BEGIN RECORDS SUPPLIED
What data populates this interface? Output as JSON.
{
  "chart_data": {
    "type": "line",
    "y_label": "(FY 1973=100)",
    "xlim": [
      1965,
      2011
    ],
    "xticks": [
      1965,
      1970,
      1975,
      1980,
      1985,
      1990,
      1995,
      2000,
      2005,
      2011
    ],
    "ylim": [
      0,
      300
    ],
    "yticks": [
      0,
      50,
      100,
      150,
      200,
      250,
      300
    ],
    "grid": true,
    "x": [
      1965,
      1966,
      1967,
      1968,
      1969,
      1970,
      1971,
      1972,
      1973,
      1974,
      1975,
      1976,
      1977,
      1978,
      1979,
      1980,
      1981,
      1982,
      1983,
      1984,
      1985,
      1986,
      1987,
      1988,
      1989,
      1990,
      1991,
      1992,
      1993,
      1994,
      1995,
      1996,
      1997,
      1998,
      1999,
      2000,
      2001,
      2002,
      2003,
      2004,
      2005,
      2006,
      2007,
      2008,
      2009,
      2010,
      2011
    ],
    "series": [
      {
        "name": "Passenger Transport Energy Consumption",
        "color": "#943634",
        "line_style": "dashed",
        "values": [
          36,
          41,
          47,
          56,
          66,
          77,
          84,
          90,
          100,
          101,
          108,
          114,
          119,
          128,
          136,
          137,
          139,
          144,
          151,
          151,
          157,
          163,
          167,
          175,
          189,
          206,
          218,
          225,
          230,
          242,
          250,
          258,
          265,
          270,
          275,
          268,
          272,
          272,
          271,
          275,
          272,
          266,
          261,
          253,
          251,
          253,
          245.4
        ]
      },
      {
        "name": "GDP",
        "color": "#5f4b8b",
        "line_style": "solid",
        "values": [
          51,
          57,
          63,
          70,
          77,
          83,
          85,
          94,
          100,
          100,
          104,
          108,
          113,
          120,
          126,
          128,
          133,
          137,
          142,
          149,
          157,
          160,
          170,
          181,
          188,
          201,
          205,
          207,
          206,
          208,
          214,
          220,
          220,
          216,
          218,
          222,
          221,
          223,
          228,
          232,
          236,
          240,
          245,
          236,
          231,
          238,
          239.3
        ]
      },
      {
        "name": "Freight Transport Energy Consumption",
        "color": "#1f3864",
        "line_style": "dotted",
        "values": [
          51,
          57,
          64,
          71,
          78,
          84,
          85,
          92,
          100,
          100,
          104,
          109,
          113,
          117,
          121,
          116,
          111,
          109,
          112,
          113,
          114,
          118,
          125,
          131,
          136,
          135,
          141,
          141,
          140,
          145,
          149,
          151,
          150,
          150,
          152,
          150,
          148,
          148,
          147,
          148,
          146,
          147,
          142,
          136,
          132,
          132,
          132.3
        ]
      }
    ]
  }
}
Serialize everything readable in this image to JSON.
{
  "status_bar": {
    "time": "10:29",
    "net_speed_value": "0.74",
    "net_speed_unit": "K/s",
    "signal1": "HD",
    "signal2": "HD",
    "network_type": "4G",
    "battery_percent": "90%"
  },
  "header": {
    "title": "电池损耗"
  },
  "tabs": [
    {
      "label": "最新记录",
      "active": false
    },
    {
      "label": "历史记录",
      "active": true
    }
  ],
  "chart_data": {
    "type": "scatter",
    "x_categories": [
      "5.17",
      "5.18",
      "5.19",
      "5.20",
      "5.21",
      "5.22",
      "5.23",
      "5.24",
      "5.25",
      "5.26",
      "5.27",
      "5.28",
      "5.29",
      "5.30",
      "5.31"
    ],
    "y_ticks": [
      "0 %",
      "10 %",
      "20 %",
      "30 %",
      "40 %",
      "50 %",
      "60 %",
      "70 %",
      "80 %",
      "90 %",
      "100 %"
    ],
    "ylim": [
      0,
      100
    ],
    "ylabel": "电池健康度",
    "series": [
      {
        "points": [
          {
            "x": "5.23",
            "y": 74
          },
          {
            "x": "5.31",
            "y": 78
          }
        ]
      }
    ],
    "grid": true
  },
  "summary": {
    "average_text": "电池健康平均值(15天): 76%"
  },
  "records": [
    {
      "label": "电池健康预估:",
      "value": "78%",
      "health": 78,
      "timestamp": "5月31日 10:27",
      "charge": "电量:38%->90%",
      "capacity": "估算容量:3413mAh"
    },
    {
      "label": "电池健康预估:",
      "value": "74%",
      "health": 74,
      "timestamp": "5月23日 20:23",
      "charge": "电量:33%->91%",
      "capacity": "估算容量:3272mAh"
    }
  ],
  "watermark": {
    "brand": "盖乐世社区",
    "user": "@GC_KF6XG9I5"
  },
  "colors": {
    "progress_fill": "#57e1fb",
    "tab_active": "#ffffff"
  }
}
END RECORDS SUPPLIED
**TASK STATEMENT**.
Without leaving anything out, give the entries again exactly.

**SOLVED EXERCISE**.
What data populates this interface? Output as JSON.
{
  "chart_data": {
    "type": "line",
    "y_label": "(FY 1973=100)",
    "xlim": [
      1965,
      2011
    ],
    "xticks": [
      1965,
      1970,
      1975,
      1980,
      1985,
      1990,
      1995,
      2000,
      2005,
      2011
    ],
    "ylim": [
      0,
      300
    ],
    "yticks": [
      0,
      50,
      100,
      150,
      200,
      250,
      300
    ],
    "grid": true,
    "x": [
      1965,
      1966,
      1967,
      1968,
      1969,
      1970,
      1971,
      1972,
      1973,
      1974,
      1975,
      1976,
      1977,
      1978,
      1979,
      1980,
      1981,
      1982,
      1983,
      1984,
      1985,
      1986,
      1987,
      1988,
      1989,
      1990,
      1991,
      1992,
      1993,
      1994,
      1995,
      1996,
      1997,
      1998,
      1999,
      2000,
      2001,
      2002,
      2003,
      2004,
      2005,
      2006,
      2007,
      2008,
      2009,
      2010,
      2011
    ],
    "series": [
      {
        "name": "Passenger Transport Energy Consumption",
        "color": "#943634",
        "line_style": "dashed",
        "values": [
          36,
          41,
          47,
          56,
          66,
          77,
          84,
          90,
          100,
          101,
          108,
          114,
          119,
          128,
          136,
          137,
          139,
          144,
          151,
          151,
          157,
          163,
          167,
          175,
          189,
          206,
          218,
          225,
          230,
          242,
          250,
          258,
          265,
          270,
          275,
          268,
          272,
          272,
          271,
          275,
          272,
          266,
          261,
          253,
          251,
          253,
          245.4
        ]
      },
      {
        "name": "GDP",
        "color": "#5f4b8b",
        "line_style": "solid",
        "values": [
          51,
          57,
          63,
          70,
          77,
          83,
          85,
          94,
          100,
          100,
          104,
          108,
          113,
          120,
          126,
          128,
          133,
          137,
          142,
          149,
          157,
          160,
          170,
          181,
          188,
          201,
          205,
          207,
          206,
          208,
          214,
          220,
          220,
          216,
          218,
          222,
          221,
          223,
          228,
          232,
          236,
          240,
          245,
          236,
          231,
          238,
          239.3
        ]
      },
      {
        "name": "Freight Transport Energy Consumption",
        "color": "#1f3864",
        "line_style": "dotted",
        "values": [
          51,
          57,
          64,
          71,
          78,
          84,
          85,
          92,
          100,
          100,
          104,
          109,
          113,
          117,
          121,
          116,
          111,
          109,
          112,
          113,
          114,
          118,
          125,
          131,
          136,
          135,
          141,
          141,
          140,
          145,
          149,
          151,
          150,
          150,
          152,
          150,
          148,
          148,
          147,
          148,
          146,
          147,
          142,
          136,
          132,
          132,
          132.3
        ]
      }
    ]
  }
}
Serialize everything readable in this image to JSON.
{
  "status_bar": {
    "time": "10:29",
    "net_speed_value": "0.74",
    "net_speed_unit": "K/s",
    "signal1": "HD",
    "signal2": "HD",
    "network_type": "4G",
    "battery_percent": "90%"
  },
  "header": {
    "title": "电池损耗"
  },
  "tabs": [
    {
      "label": "最新记录",
      "active": false
    },
    {
      "label": "历史记录",
      "active": true
    }
  ],
  "chart_data": {
    "type": "scatter",
    "x_categories": [
      "5.17",
      "5.18",
      "5.19",
      "5.20",
      "5.21",
      "5.22",
      "5.23",
      "5.24",
      "5.25",
      "5.26",
      "5.27",
      "5.28",
      "5.29",
      "5.30",
      "5.31"
    ],
    "y_ticks": [
      "0 %",
      "10 %",
      "20 %",
      "30 %",
      "40 %",
      "50 %",
      "60 %",
      "70 %",
      "80 %",
      "90 %",
      "100 %"
    ],
    "ylim": [
      0,
      100
    ],
    "ylabel": "电池健康度",
    "series": [
      {
        "points": [
          {
            "x": "5.23",
            "y": 74
          },
          {
            "x": "5.31",
            "y": 78
          }
        ]
      }
    ],
    "grid": true
  },
  "summary": {
    "average_text": "电池健康平均值(15天): 76%"
  },
  "records": [
    {
      "label": "电池健康预估:",
      "value": "78%",
      "health": 78,
      "timestamp": "5月31日 10:27",
      "charge": "电量:38%->90%",
      "capacity": "估算容量:3413mAh"
    },
    {
      "label": "电池健康预估:",
      "value": "74%",
      "health": 74,
      "timestamp": "5月23日 20:23",
      "charge": "电量:33%->91%",
      "capacity": "估算容量:3272mAh"
    }
  ],
  "watermark": {
    "brand": "盖乐世社区",
    "user": "@GC_KF6XG9I5"
  },
  "colors": {
    "progress_fill": "#57e1fb",
    "tab_active": "#ffffff"
  }
}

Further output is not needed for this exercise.